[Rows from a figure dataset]
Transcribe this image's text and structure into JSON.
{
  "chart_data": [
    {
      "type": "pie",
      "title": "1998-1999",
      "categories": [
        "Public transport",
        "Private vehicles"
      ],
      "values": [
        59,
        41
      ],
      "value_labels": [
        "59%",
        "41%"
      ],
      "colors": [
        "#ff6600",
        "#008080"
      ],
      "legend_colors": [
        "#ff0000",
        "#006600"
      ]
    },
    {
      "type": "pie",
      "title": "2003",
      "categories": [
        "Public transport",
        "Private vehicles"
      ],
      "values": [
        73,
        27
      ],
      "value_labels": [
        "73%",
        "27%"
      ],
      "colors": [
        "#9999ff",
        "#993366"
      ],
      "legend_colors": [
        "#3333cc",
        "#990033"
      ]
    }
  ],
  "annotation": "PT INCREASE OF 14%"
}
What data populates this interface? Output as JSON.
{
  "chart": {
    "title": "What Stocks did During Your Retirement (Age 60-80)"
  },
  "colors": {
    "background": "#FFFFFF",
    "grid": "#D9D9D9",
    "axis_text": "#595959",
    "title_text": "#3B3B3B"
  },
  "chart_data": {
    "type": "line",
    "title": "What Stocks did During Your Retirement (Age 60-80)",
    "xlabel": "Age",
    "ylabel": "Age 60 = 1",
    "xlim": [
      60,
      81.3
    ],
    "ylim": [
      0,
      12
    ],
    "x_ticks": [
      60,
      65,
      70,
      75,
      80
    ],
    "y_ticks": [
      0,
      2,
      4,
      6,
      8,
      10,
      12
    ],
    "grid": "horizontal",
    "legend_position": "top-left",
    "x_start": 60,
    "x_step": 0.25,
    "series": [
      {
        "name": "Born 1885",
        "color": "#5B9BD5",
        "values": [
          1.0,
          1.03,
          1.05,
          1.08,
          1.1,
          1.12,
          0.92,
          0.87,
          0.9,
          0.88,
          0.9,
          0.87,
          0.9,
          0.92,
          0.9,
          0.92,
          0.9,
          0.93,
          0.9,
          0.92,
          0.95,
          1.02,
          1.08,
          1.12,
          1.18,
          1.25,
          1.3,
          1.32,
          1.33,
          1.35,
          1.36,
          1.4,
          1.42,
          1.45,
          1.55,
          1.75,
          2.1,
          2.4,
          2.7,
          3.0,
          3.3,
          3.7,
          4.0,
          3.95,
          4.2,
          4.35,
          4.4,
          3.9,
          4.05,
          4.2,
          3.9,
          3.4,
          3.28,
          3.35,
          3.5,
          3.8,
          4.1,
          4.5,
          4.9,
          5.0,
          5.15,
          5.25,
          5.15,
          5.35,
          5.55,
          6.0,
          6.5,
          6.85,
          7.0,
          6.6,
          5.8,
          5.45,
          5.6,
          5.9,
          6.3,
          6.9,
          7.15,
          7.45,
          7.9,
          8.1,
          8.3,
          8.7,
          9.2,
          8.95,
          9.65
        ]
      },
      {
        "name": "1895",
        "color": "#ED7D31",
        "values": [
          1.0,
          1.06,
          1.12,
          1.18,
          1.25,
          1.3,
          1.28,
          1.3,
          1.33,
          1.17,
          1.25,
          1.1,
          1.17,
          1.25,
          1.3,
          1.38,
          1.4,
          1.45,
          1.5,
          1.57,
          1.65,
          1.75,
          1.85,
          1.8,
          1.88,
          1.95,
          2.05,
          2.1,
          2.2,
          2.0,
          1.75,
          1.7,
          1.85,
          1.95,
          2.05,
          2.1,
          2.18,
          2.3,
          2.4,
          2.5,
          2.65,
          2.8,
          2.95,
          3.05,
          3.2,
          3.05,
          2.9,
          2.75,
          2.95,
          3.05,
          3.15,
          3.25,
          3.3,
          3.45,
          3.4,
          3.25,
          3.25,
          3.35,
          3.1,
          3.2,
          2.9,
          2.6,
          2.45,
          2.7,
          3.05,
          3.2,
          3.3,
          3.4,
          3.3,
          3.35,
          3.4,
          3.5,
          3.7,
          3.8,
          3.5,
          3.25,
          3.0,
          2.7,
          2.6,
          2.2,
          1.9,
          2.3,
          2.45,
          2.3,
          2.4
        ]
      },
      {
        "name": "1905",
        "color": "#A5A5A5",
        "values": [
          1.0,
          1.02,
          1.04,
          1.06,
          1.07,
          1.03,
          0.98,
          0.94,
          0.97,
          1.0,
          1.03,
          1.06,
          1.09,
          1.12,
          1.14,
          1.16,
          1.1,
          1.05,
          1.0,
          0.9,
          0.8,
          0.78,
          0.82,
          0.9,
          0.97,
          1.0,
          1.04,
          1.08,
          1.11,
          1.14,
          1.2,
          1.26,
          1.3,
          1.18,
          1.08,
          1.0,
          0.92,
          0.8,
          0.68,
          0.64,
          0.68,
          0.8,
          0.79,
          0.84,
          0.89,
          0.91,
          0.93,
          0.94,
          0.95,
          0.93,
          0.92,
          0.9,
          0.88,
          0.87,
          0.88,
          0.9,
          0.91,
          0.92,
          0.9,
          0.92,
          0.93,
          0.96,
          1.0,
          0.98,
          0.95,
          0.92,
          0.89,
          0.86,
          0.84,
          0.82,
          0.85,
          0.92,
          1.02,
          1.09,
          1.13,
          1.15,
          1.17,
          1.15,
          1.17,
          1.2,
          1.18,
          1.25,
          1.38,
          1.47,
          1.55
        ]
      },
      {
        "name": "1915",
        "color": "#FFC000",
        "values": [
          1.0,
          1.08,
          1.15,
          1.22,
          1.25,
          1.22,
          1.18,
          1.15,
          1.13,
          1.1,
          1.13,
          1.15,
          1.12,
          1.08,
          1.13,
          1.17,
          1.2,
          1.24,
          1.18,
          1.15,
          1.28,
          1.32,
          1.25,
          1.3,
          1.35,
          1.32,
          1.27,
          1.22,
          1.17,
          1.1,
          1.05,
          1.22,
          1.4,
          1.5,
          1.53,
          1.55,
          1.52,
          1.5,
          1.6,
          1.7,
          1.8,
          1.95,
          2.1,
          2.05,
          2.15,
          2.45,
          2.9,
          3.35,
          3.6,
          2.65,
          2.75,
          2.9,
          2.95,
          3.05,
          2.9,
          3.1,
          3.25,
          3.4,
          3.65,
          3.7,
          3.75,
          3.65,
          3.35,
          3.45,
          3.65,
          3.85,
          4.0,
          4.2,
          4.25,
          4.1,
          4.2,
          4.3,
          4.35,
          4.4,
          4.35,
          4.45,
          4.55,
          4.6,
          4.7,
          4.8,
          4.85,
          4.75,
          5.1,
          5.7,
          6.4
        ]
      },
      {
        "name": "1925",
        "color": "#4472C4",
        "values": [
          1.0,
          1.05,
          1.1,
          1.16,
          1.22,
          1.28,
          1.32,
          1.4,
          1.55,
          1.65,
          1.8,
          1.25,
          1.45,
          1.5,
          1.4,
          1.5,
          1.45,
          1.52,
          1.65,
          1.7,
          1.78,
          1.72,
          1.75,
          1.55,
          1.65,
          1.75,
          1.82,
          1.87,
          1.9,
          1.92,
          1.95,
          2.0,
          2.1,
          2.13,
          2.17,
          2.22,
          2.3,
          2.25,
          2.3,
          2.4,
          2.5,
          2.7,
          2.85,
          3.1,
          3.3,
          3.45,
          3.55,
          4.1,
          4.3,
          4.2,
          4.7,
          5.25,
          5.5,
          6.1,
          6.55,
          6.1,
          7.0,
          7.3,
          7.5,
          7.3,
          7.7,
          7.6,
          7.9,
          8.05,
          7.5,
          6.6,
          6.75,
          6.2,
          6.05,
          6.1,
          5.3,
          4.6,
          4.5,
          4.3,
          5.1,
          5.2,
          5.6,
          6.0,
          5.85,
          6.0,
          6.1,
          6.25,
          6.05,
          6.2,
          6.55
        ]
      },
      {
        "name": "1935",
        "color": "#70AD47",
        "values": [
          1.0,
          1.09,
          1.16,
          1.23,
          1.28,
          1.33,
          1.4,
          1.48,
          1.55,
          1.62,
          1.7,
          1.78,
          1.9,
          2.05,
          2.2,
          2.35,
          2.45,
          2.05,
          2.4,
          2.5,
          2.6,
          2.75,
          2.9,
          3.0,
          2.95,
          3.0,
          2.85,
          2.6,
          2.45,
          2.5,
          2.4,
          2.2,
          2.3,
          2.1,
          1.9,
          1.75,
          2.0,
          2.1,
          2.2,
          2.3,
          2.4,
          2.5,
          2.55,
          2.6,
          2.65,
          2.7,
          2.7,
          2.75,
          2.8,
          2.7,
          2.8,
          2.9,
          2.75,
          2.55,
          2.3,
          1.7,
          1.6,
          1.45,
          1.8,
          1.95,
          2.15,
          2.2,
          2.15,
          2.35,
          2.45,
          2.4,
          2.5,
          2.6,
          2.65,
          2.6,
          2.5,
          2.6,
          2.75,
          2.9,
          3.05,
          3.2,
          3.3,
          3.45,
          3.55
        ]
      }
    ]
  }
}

--- Instructions for the task ---
Report only how many lines of the listing hold the word "What".

--- The output ---
3